- [GIVEN TASK]
Restate the whole listing word for word. Pictures are left out.

- [EXTRACTED DATA]
** begin **
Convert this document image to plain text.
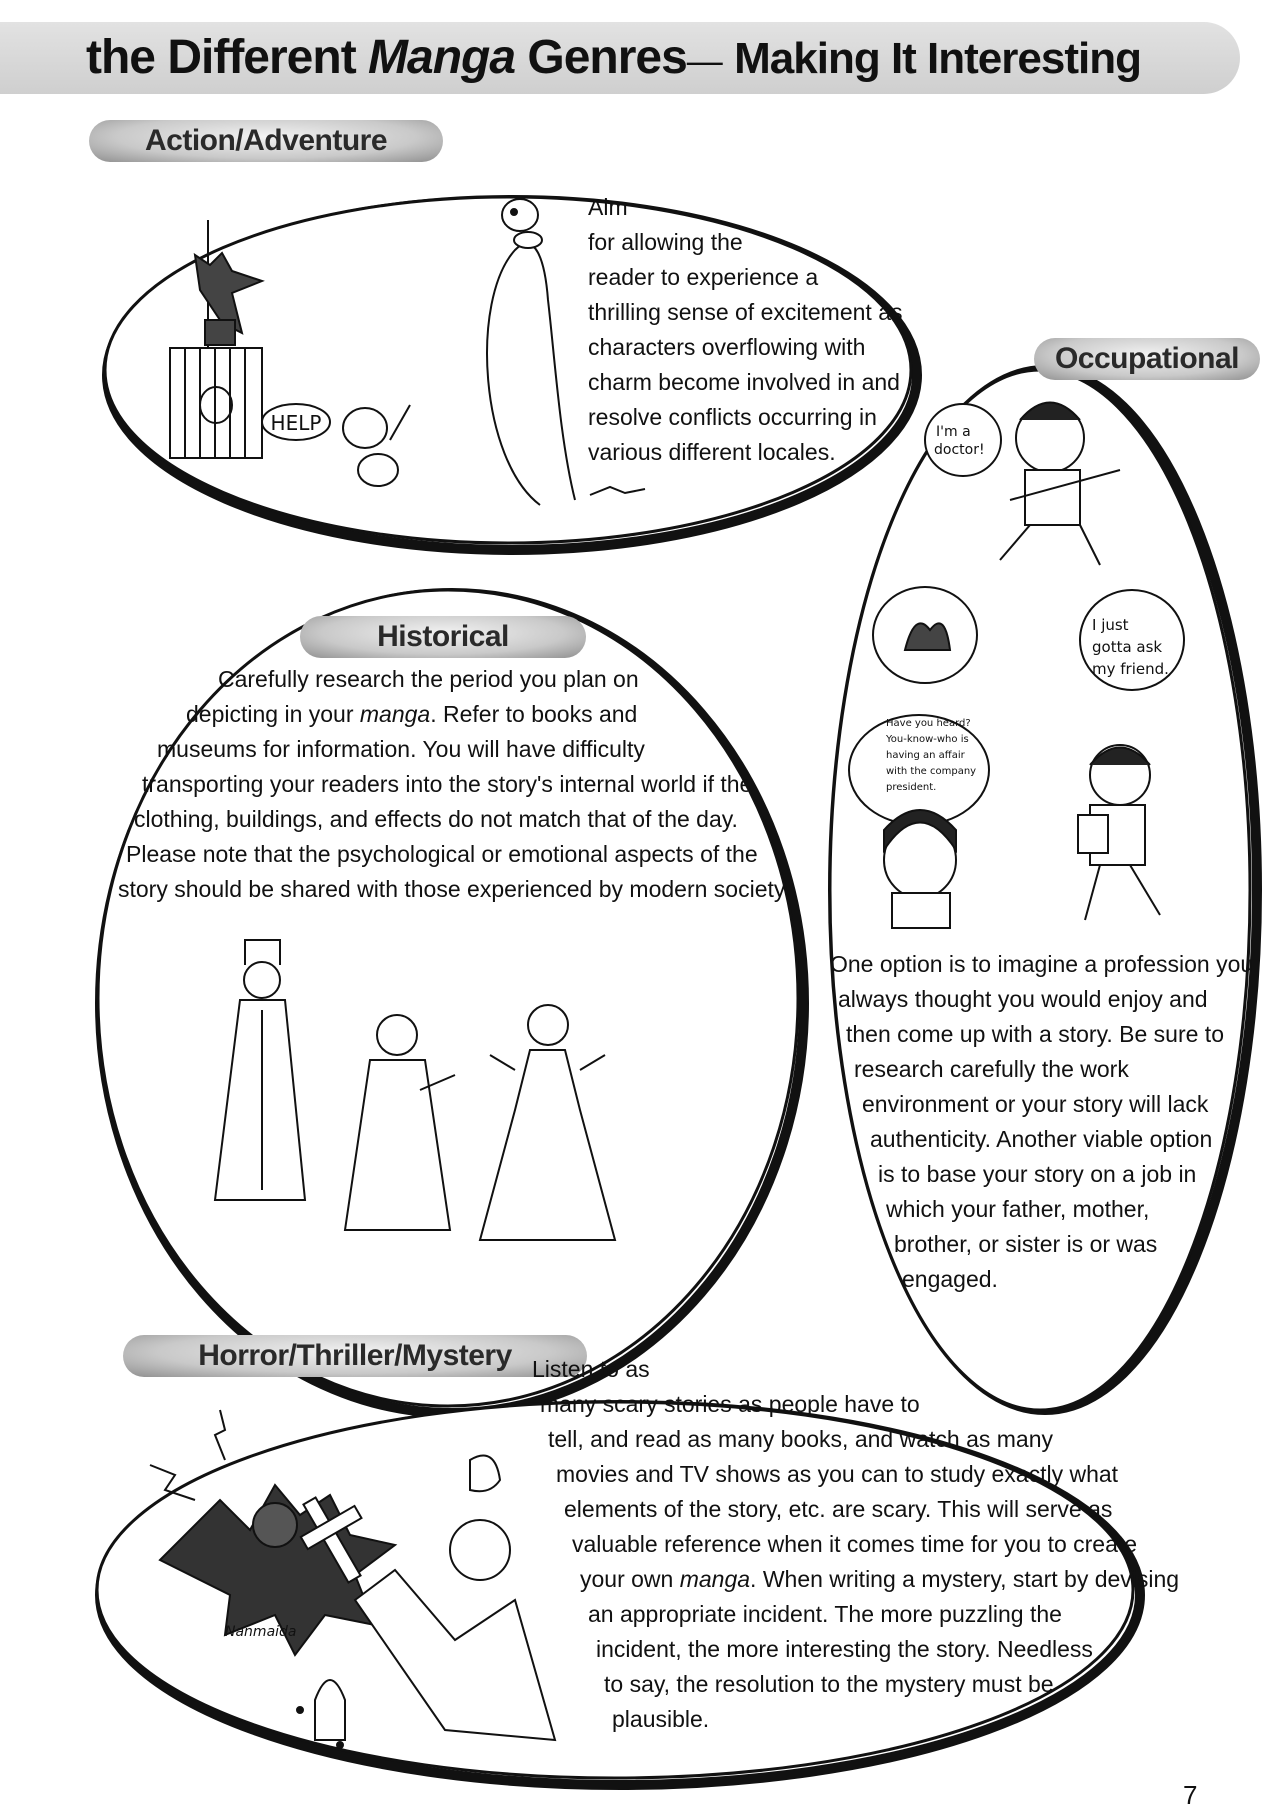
HELP
the Different Manga Genres— Making It Interesting
Action/Adventure
Aim
for allowing the
reader to experience a
thrilling sense of excitement as
characters overflowing with
charm become involved in and
resolve conflicts occurring in
various different locales.
Occupational
I'm a
doctor!
I just
gotta ask
my friend.
Have you heard?
You-know-who is
having an affair
with the company
president.
One option is to imagine a profession you
always thought you would enjoy and
then come up with a story. Be sure to
research carefully the work
environment or your story will lack
authenticity. Another viable option
is to base your story on a job in
which your father, mother,
brother, or sister is or was
engaged.
Historical
Carefully research the period you plan on
depicting in your manga. Refer to books and
museums for information. You will have difficulty
transporting your readers into the story's internal world if the
clothing, buildings, and effects do not match that of the day.
Please note that the psychological or emotional aspects of the
story should be shared with those experienced by modern society.
Horror/Thriller/Mystery Listen to as
many scary stories as people have to
tell, and read as many books, and watch as many
movies and TV shows as you can to study exactly what
elements of the story, etc. are scary. This will serve as
valuable reference when it comes time for you to create
your own manga. When writing a mystery, start by devising
an appropriate incident. The more puzzling the
incident, the more interesting the story. Needless
to say, the resolution to the mystery must be
plausible.
Nanmaida
7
** end **
- [FINAL RESULT]
Convert this document image to plain text.
HELP
the Different Manga Genres— Making It Interesting
Action/Adventure
Aim
for allowing the
reader to experience a
thrilling sense of excitement as
characters overflowing with
charm become involved in and
resolve conflicts occurring in
various different locales.
Occupational
I'm a
doctor!
I just
gotta ask
my friend.
Have you heard?
You-know-who is
having an affair
with the company
president.
One option is to imagine a profession you
always thought you would enjoy and
then come up with a story. Be sure to
research carefully the work
environment or your story will lack
authenticity. Another viable option
is to base your story on a job in
which your father, mother,
brother, or sister is or was
engaged.
Historical
Carefully research the period you plan on
depicting in your manga. Refer to books and
museums for information. You will have difficulty
transporting your readers into the story's internal world if the
clothing, buildings, and effects do not match that of the day.
Please note that the psychological or emotional aspects of the
story should be shared with those experienced by modern society.
Horror/Thriller/Mystery Listen to as
many scary stories as people have to
tell, and read as many books, and watch as many
movies and TV shows as you can to study exactly what
elements of the story, etc. are scary. This will serve as
valuable reference when it comes time for you to create
your own manga. When writing a mystery, start by devising
an appropriate incident. The more puzzling the
incident, the more interesting the story. Needless
to say, the resolution to the mystery must be
plausible.
Nanmaida
7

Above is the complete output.